(RECORD EXTRACTS):
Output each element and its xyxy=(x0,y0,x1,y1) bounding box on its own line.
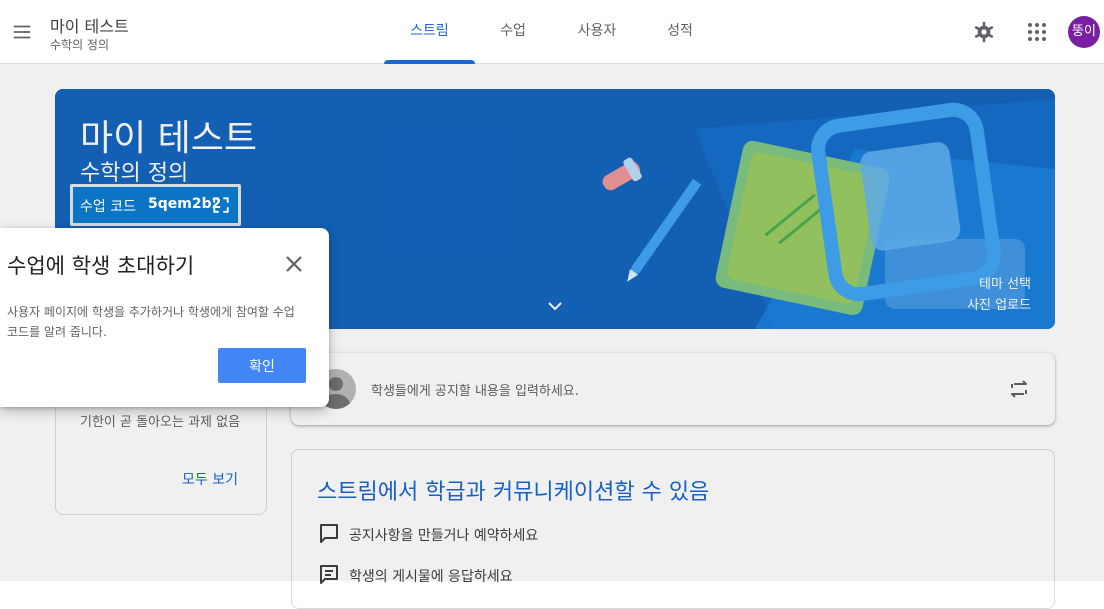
announce-box[interactable]: 학생들에게 공지할 내용을 입력하세요. xyxy=(291,353,1055,425)
popup-title: 수업에 학생 초대하기 xyxy=(7,254,195,278)
top-app-bar: 마이 테스트 수학의 정의 스트림 수업 사용자 성적 뚱이 xyxy=(0,0,1104,64)
tab-stream[interactable]: 스트림 xyxy=(384,0,475,64)
close-icon[interactable] xyxy=(282,252,306,276)
stream-info-title: 스트림에서 학급과 커뮤니케이션할 수 있음 xyxy=(317,480,710,505)
view-all-link[interactable]: 모두 보기 xyxy=(182,469,238,489)
popup-body: 사용자 페이지에 학생을 추가하거나 학생에게 참여할 수업 코드를 알려 줍니… xyxy=(7,305,295,339)
feedback-icon xyxy=(320,565,338,584)
stream-info-card: 스트림에서 학급과 커뮤니케이션할 수 있음 공지사항을 만들거나 예약하세요 … xyxy=(291,449,1055,609)
upload-photo-link[interactable]: 사진 업로드 xyxy=(967,294,1031,313)
tab-classwork[interactable]: 수업 xyxy=(482,0,544,64)
banner-class-section: 수학의 정의 xyxy=(80,161,189,186)
select-theme-link[interactable]: 테마 선택 xyxy=(979,273,1031,292)
apps-grid-icon[interactable] xyxy=(1025,20,1049,44)
chevron-down-icon[interactable] xyxy=(543,294,567,318)
banner-class-title: 마이 테스트 xyxy=(80,118,258,159)
class-code-chip[interactable]: 수업 코드 5qem2b2 xyxy=(70,184,241,226)
class-title[interactable]: 마이 테스트 xyxy=(50,13,129,37)
fullscreen-icon[interactable] xyxy=(212,196,230,214)
account-avatar[interactable]: 뚱이 xyxy=(1068,16,1100,48)
ok-button[interactable]: 확인 xyxy=(218,348,306,383)
info-item-label: 공지사항을 만들거나 예약하세요 xyxy=(349,528,539,544)
menu-icon[interactable] xyxy=(11,21,33,43)
class-section: 수학의 정의 xyxy=(50,38,110,52)
tab-people[interactable]: 사용자 xyxy=(562,0,632,64)
class-code-value: 5qem2b2 xyxy=(148,196,222,212)
announce-placeholder[interactable]: 학생들에게 공지할 내용을 입력하세요. xyxy=(371,380,579,399)
comment-icon xyxy=(320,524,338,543)
tab-grades[interactable]: 성적 xyxy=(650,0,710,64)
gear-icon[interactable] xyxy=(972,20,996,44)
repost-icon[interactable] xyxy=(1007,377,1031,401)
class-code-label: 수업 코드 xyxy=(80,199,136,215)
invite-students-popup: 수업에 학생 초대하기 사용자 페이지에 학생을 추가하거나 학생에게 참여할 … xyxy=(0,228,329,407)
info-item-label: 학생의 게시물에 응답하세요 xyxy=(349,569,513,585)
upcoming-empty-text: 기한이 곧 돌아오는 과제 없음 xyxy=(80,415,241,430)
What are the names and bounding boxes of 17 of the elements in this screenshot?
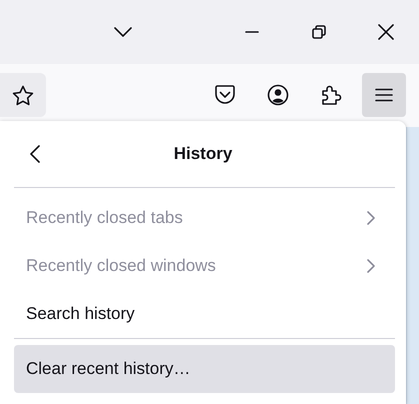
star-icon	[12, 84, 34, 106]
close-icon	[378, 24, 394, 40]
panel-title: History	[174, 144, 232, 164]
menu-item[interactable]: Clear recent history…	[14, 345, 395, 393]
menu-icon	[375, 88, 393, 102]
back-icon	[30, 145, 40, 163]
bookmark-button[interactable]	[0, 73, 46, 117]
minimize-icon	[244, 31, 258, 33]
puzzle-piece-icon	[320, 84, 342, 106]
pocket-icon	[214, 85, 236, 105]
account-icon	[267, 84, 289, 106]
menu-button[interactable]	[362, 73, 406, 117]
menu-item[interactable]: Search history	[14, 290, 395, 338]
restore-icon	[312, 25, 326, 39]
chevron-right-icon	[367, 211, 375, 225]
dropdown-icon	[114, 27, 132, 37]
chevron-right-icon	[367, 259, 375, 273]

(TASK TO CARRY OUT): Render every line of the records above as a numbered list, skipping any blank lines and leaving out the pictures.

(RESPONSE):
1. Output each element and its xyxy=(x0,y0,x1,y1) bounding box on its own line.
2. announce-box[interactable]: 학생들에게 공지할 내용을 입력하세요. xyxy=(291,353,1055,425)
3. popup-title: 수업에 학생 초대하기 xyxy=(7,254,195,278)
4. top-app-bar: 마이 테스트 수학의 정의 스트림 수업 사용자 성적 뚱이 xyxy=(0,0,1104,64)
5. tab-stream[interactable]: 스트림 xyxy=(384,0,475,64)
6. close-icon[interactable] xyxy=(282,252,306,276)
7. stream-info-title: 스트림에서 학급과 커뮤니케이션할 수 있음 xyxy=(317,480,710,505)
8. view-all-link[interactable]: 모두 보기 xyxy=(182,469,238,489)
9. popup-body: 사용자 페이지에 학생을 추가하거나 학생에게 참여할 수업 코드를 알려 줍니… xyxy=(7,305,295,339)
10. feedback-icon xyxy=(320,565,338,584)
11. stream-info-card: 스트림에서 학급과 커뮤니케이션할 수 있음 공지사항을 만들거나 예약하세요 … xyxy=(291,449,1055,609)
12. upload-photo-link[interactable]: 사진 업로드 xyxy=(967,294,1031,313)
13. tab-classwork[interactable]: 수업 xyxy=(482,0,544,64)
14. banner-class-section: 수학의 정의 xyxy=(80,161,189,186)
15. select-theme-link[interactable]: 테마 선택 xyxy=(979,273,1031,292)
16. apps-grid-icon[interactable] xyxy=(1025,20,1049,44)
17. chevron-down-icon[interactable] xyxy=(543,294,567,318)
18. banner-class-title: 마이 테스트 xyxy=(80,118,258,159)
19. class-code-chip[interactable]: 수업 코드 5qem2b2 xyxy=(70,184,241,226)
20. class-title[interactable]: 마이 테스트 xyxy=(50,13,129,37)
21. fullscreen-icon[interactable] xyxy=(212,196,230,214)
22. account-avatar[interactable]: 뚱이 xyxy=(1068,16,1100,48)
23. ok-button[interactable]: 확인 xyxy=(218,348,306,383)
24. info-item-label: 공지사항을 만들거나 예약하세요 xyxy=(349,528,539,544)
25. menu-icon[interactable] xyxy=(11,21,33,43)
26. class-section: 수학의 정의 xyxy=(50,38,110,52)
27. tab-people[interactable]: 사용자 xyxy=(562,0,632,64)
28. class-code-value: 5qem2b2 xyxy=(148,196,222,212)
29. announce-placeholder[interactable]: 학생들에게 공지할 내용을 입력하세요. xyxy=(371,380,579,399)
30. comment-icon xyxy=(320,524,338,543)
31. tab-grades[interactable]: 성적 xyxy=(650,0,710,64)
32. gear-icon[interactable] xyxy=(972,20,996,44)
33. repost-icon[interactable] xyxy=(1007,377,1031,401)
34. class-code-label: 수업 코드 xyxy=(80,199,136,215)
35. invite-students-popup: 수업에 학생 초대하기 사용자 페이지에 학생을 추가하거나 학생에게 참여할 … xyxy=(0,228,329,407)
36. info-item-label: 학생의 게시물에 응답하세요 xyxy=(349,569,513,585)
37. upcoming-empty-text: 기한이 곧 돌아오는 과제 없음 xyxy=(80,415,241,430)
38. What are the names and bounding boxes of 17 of the elements in this screenshot?
39. star-icon	[12, 84, 34, 106]
40. close-icon	[378, 24, 394, 40]
41. panel-title: History	[174, 144, 232, 164]
42. menu-item[interactable]: Clear recent history…	[14, 345, 395, 393]
43. menu-icon	[375, 88, 393, 102]
44. back-icon	[30, 145, 40, 163]
45. bookmark-button[interactable]	[0, 73, 46, 117]
46. minimize-icon	[244, 31, 258, 33]
47. puzzle-piece-icon	[320, 84, 342, 106]
48. pocket-icon	[214, 85, 236, 105]
49. account-icon	[267, 84, 289, 106]
50. menu-button[interactable]	[362, 73, 406, 117]
51. menu-item[interactable]: Search history	[14, 290, 395, 338]
52. restore-icon	[312, 25, 326, 39]
53. chevron-right-icon	[367, 211, 375, 225]
54. dropdown-icon	[114, 27, 132, 37]
55. chevron-right-icon	[367, 259, 375, 273]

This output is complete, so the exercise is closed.